WHAT TO WORK ON: Reproduce all entries precisely, down to the last character.

⁂

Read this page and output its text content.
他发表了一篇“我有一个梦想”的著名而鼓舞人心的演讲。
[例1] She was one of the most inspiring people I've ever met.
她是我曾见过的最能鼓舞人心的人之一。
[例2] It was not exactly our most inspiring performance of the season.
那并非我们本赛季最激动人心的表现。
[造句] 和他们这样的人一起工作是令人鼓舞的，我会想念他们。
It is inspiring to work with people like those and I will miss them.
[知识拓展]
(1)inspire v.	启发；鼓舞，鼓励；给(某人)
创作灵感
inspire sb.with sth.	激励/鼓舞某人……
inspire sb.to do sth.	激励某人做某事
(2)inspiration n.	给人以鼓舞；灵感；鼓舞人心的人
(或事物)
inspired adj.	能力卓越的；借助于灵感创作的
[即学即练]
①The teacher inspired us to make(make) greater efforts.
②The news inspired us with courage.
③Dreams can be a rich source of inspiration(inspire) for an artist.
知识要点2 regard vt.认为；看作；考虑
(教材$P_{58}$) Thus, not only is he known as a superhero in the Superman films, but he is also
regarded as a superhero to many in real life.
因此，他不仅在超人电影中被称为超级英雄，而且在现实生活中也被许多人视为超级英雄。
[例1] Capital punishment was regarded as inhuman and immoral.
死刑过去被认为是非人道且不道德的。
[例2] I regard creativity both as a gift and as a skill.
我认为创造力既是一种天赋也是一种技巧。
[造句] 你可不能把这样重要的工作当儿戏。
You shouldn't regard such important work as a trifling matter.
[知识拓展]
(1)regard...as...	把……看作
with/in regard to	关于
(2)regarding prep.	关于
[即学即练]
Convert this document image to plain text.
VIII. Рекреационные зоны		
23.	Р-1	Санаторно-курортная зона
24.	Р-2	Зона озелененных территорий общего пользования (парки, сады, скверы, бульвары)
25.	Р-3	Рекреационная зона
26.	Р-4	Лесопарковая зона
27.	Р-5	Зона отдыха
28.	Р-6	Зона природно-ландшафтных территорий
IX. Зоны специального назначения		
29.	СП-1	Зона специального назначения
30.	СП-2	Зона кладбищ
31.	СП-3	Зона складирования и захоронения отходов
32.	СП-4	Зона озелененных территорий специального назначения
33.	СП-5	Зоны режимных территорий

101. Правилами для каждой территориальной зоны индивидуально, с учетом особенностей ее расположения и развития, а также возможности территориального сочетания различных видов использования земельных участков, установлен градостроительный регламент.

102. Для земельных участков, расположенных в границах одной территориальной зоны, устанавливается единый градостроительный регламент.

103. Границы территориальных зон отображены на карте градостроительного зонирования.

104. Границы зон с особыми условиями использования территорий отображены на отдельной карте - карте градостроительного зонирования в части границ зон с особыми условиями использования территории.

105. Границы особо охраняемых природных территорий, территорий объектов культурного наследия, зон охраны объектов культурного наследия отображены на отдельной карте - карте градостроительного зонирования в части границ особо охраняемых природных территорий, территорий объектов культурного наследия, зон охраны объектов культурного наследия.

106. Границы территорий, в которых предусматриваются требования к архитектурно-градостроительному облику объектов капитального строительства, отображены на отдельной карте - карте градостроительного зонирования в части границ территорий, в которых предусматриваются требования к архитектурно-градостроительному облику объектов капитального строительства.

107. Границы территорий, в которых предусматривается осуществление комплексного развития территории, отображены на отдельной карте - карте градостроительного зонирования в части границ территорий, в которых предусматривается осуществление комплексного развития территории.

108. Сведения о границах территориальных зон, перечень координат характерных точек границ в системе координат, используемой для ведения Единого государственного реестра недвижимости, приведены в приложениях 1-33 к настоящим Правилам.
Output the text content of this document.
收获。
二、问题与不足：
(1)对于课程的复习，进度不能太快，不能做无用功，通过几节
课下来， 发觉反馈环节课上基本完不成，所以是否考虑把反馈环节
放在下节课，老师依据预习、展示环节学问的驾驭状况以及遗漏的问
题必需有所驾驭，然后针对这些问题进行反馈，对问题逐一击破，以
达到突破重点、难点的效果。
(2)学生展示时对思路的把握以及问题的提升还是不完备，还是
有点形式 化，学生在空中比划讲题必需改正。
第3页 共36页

⁂

RESULT OF THIS EXERCISE:
Read this page and output its text content.
他发表了一篇“我有一个梦想”的著名而鼓舞人心的演讲。
[例1] She was one of the most inspiring people I've ever met.
她是我曾见过的最能鼓舞人心的人之一。
[例2] It was not exactly our most inspiring performance of the season.
那并非我们本赛季最激动人心的表现。
[造句] 和他们这样的人一起工作是令人鼓舞的，我会想念他们。
It is inspiring to work with people like those and I will miss them.
[知识拓展]
(1)inspire v.	启发；鼓舞，鼓励；给(某人)
创作灵感
inspire sb.with sth.	激励/鼓舞某人……
inspire sb.to do sth.	激励某人做某事
(2)inspiration n.	给人以鼓舞；灵感；鼓舞人心的人
(或事物)
inspired adj.	能力卓越的；借助于灵感创作的
[即学即练]
①The teacher inspired us to make(make) greater efforts.
②The news inspired us with courage.
③Dreams can be a rich source of inspiration(inspire) for an artist.
知识要点2 regard vt.认为；看作；考虑
(教材$P_{58}$) Thus, not only is he known as a superhero in the Superman films, but he is also
regarded as a superhero to many in real life.
因此，他不仅在超人电影中被称为超级英雄，而且在现实生活中也被许多人视为超级英雄。
[例1] Capital punishment was regarded as inhuman and immoral.
死刑过去被认为是非人道且不道德的。
[例2] I regard creativity both as a gift and as a skill.
我认为创造力既是一种天赋也是一种技巧。
[造句] 你可不能把这样重要的工作当儿戏。
You shouldn't regard such important work as a trifling matter.
[知识拓展]
(1)regard...as...	把……看作
with/in regard to	关于
(2)regarding prep.	关于
[即学即练]
Convert this document image to plain text.
VIII. Рекреационные зоны		
23.	Р-1	Санаторно-курортная зона
24.	Р-2	Зона озелененных территорий общего пользования (парки, сады, скверы, бульвары)
25.	Р-3	Рекреационная зона
26.	Р-4	Лесопарковая зона
27.	Р-5	Зона отдыха
28.	Р-6	Зона природно-ландшафтных территорий
IX. Зоны специального назначения		
29.	СП-1	Зона специального назначения
30.	СП-2	Зона кладбищ
31.	СП-3	Зона складирования и захоронения отходов
32.	СП-4	Зона озелененных территорий специального назначения
33.	СП-5	Зоны режимных территорий

101. Правилами для каждой территориальной зоны индивидуально, с учетом особенностей ее расположения и развития, а также возможности территориального сочетания различных видов использования земельных участков, установлен градостроительный регламент.

102. Для земельных участков, расположенных в границах одной территориальной зоны, устанавливается единый градостроительный регламент.

103. Границы территориальных зон отображены на карте градостроительного зонирования.

104. Границы зон с особыми условиями использования территорий отображены на отдельной карте - карте градостроительного зонирования в части границ зон с особыми условиями использования территории.

105. Границы особо охраняемых природных территорий, территорий объектов культурного наследия, зон охраны объектов культурного наследия отображены на отдельной карте - карте градостроительного зонирования в части границ особо охраняемых природных территорий, территорий объектов культурного наследия, зон охраны объектов культурного наследия.

106. Границы территорий, в которых предусматриваются требования к архитектурно-градостроительному облику объектов капитального строительства, отображены на отдельной карте - карте градостроительного зонирования в части границ территорий, в которых предусматриваются требования к архитектурно-градостроительному облику объектов капитального строительства.

107. Границы территорий, в которых предусматривается осуществление комплексного развития территории, отображены на отдельной карте - карте градостроительного зонирования в части границ территорий, в которых предусматривается осуществление комплексного развития территории.

108. Сведения о границах территориальных зон, перечень координат характерных точек границ в системе координат, используемой для ведения Единого государственного реестра недвижимости, приведены в приложениях 1-33 к настоящим Правилам.
Output the text content of this document.
收获。
二、问题与不足：
(1)对于课程的复习，进度不能太快，不能做无用功，通过几节
课下来， 发觉反馈环节课上基本完不成，所以是否考虑把反馈环节
放在下节课，老师依据预习、展示环节学问的驾驭状况以及遗漏的问
题必需有所驾驭，然后针对这些问题进行反馈，对问题逐一击破，以
达到突破重点、难点的效果。
(2)学生展示时对思路的把握以及问题的提升还是不完备，还是
有点形式 化，学生在空中比划讲题必需改正。
第3页 共36页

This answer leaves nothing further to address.